- _DATA ENTRIES_:
━━━━
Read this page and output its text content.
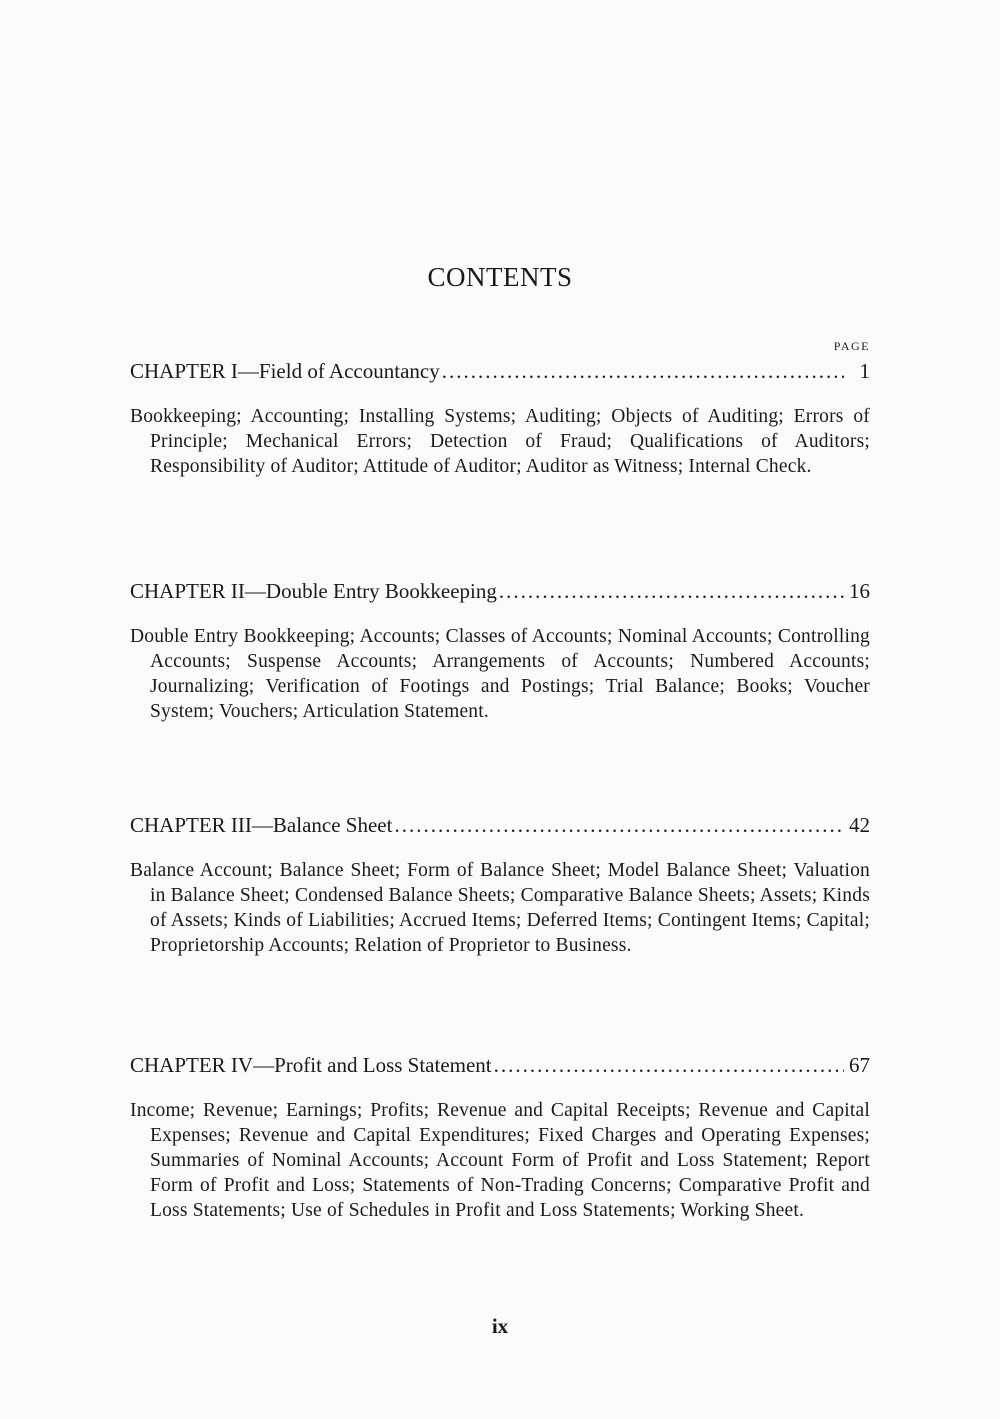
CONTENTS
PAGE
CHAPTER I—Field of Accountancy .....	1
Bookkeeping; Accounting; Installing Systems; Auditing; Objects of Auditing; Errors of Principle; Mechanical Errors; Detection of Fraud; Qualifications of Auditors; Responsibility of Auditor; Attitude of Auditor; Auditor as Witness; Internal Check.
CHAPTER II—Double Entry Bookkeeping .....	16
Double Entry Bookkeeping; Accounts; Classes of Accounts; Nominal Accounts; Controlling Accounts; Suspense Accounts; Arrangements of Accounts; Numbered Accounts; Journalizing; Verification of Footings and Postings; Trial Balance; Books; Voucher System; Vouchers; Articulation Statement.
CHAPTER III—Balance Sheet .....	42
Balance Account; Balance Sheet; Form of Balance Sheet; Model Balance Sheet; Valuation in Balance Sheet; Condensed Balance Sheets; Comparative Balance Sheets; Assets; Kinds of Assets; Kinds of Liabilities; Accrued Items; Deferred Items; Contingent Items; Capital; Proprietorship Accounts; Relation of Proprietor to Business.
CHAPTER IV—Profit and Loss Statement .....	67
Income; Revenue; Earnings; Profits; Revenue and Capital Receipts; Revenue and Capital Expenses; Revenue and Capital Expenditures; Fixed Charges and Operating Expenses; Summaries of Nominal Accounts; Account Form of Profit and Loss Statement; Report Form of Profit and Loss; Statements of Non-Trading Concerns; Comparative Profit and Loss Statements; Use of Schedules in Profit and Loss Statements; Working Sheet.
ix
━━━━
- _WHAT TO WORK ON_:
Return the listing above unchanged, apart from dropping its pictures.

- _EXERCISE SOLUTION_:
Read this page and output its text content.
CONTENTS
PAGE
CHAPTER I—Field of Accountancy .....	1
Bookkeeping; Accounting; Installing Systems; Auditing; Objects of Auditing; Errors of Principle; Mechanical Errors; Detection of Fraud; Qualifications of Auditors; Responsibility of Auditor; Attitude of Auditor; Auditor as Witness; Internal Check.
CHAPTER II—Double Entry Bookkeeping .....	16
Double Entry Bookkeeping; Accounts; Classes of Accounts; Nominal Accounts; Controlling Accounts; Suspense Accounts; Arrangements of Accounts; Numbered Accounts; Journalizing; Verification of Footings and Postings; Trial Balance; Books; Voucher System; Vouchers; Articulation Statement.
CHAPTER III—Balance Sheet .....	42
Balance Account; Balance Sheet; Form of Balance Sheet; Model Balance Sheet; Valuation in Balance Sheet; Condensed Balance Sheets; Comparative Balance Sheets; Assets; Kinds of Assets; Kinds of Liabilities; Accrued Items; Deferred Items; Contingent Items; Capital; Proprietorship Accounts; Relation of Proprietor to Business.
CHAPTER IV—Profit and Loss Statement .....	67
Income; Revenue; Earnings; Profits; Revenue and Capital Receipts; Revenue and Capital Expenses; Revenue and Capital Expenditures; Fixed Charges and Operating Expenses; Summaries of Nominal Accounts; Account Form of Profit and Loss Statement; Report Form of Profit and Loss; Statements of Non-Trading Concerns; Comparative Profit and Loss Statements; Use of Schedules in Profit and Loss Statements; Working Sheet.
ix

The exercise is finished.